What you are asked to do:
Could the lines from the one with "Extract all readable text from this page." through the end of the listing be restated exactly, with nothing else included?

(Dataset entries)
+++++

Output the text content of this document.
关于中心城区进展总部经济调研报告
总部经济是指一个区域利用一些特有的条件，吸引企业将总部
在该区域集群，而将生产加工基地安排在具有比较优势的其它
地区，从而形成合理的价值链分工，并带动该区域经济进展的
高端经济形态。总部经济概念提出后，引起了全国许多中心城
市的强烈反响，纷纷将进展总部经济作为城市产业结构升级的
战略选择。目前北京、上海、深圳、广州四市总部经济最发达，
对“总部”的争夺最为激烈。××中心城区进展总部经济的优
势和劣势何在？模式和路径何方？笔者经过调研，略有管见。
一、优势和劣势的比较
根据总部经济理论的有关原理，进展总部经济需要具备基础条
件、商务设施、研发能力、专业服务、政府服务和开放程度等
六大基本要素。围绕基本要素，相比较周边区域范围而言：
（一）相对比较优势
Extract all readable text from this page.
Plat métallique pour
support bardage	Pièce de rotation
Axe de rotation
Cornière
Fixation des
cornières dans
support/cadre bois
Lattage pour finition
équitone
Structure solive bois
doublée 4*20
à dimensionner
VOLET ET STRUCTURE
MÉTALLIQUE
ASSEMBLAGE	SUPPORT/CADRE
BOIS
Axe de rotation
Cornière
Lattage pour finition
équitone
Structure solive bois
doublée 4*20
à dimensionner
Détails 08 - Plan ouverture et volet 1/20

+++++

Result for this task:
Extract all readable text from this page.
Plat métallique pour
support bardage	Pièce de rotation
Axe de rotation
Cornière
Fixation des
cornières dans
support/cadre bois
Lattage pour finition
équitone
Structure solive bois
doublée 4*20
à dimensionner
VOLET ET STRUCTURE
MÉTALLIQUE
ASSEMBLAGE	SUPPORT/CADRE
BOIS
Axe de rotation
Cornière
Lattage pour finition
équitone
Structure solive bois
doublée 4*20
à dimensionner
Détails 08 - Plan ouverture et volet 1/20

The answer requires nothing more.